• WORK REQUIRED: Read the records below and copy each line that contains "como".

= = = = =

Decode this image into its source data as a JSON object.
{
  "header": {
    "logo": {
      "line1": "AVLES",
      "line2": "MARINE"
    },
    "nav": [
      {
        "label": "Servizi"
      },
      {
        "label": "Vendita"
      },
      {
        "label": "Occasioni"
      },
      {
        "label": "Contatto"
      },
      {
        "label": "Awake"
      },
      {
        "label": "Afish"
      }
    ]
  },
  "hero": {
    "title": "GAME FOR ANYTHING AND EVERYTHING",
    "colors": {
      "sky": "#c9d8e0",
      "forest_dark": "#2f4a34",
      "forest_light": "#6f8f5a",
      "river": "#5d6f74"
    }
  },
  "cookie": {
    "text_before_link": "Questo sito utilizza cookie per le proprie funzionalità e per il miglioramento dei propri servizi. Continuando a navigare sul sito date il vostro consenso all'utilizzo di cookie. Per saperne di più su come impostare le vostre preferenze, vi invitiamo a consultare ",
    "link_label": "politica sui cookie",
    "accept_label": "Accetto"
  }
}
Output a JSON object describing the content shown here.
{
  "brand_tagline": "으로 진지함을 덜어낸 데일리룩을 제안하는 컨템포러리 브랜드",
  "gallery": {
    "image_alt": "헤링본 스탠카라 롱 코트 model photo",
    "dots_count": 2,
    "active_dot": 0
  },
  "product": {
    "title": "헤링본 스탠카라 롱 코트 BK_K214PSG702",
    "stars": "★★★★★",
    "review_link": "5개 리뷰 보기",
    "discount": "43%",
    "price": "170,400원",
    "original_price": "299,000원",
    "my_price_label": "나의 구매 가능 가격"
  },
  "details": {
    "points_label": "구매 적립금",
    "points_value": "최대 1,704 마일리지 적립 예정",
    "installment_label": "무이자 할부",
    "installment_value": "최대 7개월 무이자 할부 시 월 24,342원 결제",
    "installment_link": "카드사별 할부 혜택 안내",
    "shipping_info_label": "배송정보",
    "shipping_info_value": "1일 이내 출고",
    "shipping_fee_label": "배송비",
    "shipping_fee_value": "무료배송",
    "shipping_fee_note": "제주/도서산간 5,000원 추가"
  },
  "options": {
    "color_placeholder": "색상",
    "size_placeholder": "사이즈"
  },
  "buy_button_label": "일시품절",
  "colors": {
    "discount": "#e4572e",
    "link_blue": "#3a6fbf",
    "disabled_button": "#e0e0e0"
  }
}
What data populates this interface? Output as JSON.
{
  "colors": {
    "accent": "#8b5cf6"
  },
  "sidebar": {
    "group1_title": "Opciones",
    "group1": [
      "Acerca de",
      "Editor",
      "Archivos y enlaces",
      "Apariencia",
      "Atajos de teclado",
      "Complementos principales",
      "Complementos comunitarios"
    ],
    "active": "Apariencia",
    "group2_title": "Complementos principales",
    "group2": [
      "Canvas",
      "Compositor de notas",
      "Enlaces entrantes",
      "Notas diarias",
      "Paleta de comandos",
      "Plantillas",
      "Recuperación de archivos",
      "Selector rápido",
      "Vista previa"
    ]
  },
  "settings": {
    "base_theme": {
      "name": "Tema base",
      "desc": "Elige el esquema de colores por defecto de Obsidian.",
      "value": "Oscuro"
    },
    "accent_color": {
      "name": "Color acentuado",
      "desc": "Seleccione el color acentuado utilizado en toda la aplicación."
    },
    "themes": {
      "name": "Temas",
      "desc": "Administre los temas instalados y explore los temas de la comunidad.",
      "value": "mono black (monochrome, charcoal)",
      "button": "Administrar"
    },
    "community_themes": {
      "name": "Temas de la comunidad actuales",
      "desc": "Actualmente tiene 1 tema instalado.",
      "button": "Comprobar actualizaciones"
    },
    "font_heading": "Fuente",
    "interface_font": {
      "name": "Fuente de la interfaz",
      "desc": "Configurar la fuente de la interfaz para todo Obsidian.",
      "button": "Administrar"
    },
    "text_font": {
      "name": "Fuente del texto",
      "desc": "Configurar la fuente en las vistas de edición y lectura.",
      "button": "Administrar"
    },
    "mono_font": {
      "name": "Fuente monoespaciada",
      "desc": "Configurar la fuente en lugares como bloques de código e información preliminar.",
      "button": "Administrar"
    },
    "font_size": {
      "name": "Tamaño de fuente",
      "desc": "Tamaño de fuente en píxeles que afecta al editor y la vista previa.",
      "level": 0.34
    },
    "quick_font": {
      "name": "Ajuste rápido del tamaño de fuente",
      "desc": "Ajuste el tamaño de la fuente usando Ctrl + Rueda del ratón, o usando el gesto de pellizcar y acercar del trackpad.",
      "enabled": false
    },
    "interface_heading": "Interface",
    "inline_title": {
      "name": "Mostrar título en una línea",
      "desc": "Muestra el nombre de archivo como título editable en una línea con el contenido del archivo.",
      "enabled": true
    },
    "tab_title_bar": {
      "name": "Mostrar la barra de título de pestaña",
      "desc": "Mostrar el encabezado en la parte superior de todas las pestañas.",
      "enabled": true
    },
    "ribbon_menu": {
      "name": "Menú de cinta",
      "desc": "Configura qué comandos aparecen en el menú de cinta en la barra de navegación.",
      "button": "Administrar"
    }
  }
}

= = = = =

• THE RESPONSE:
      "desc": "Configurar la fuente en lugares como bloques de código e información preliminar.",
      "desc": "Muestra el nombre de archivo como título editable en una línea con el contenido del archivo.",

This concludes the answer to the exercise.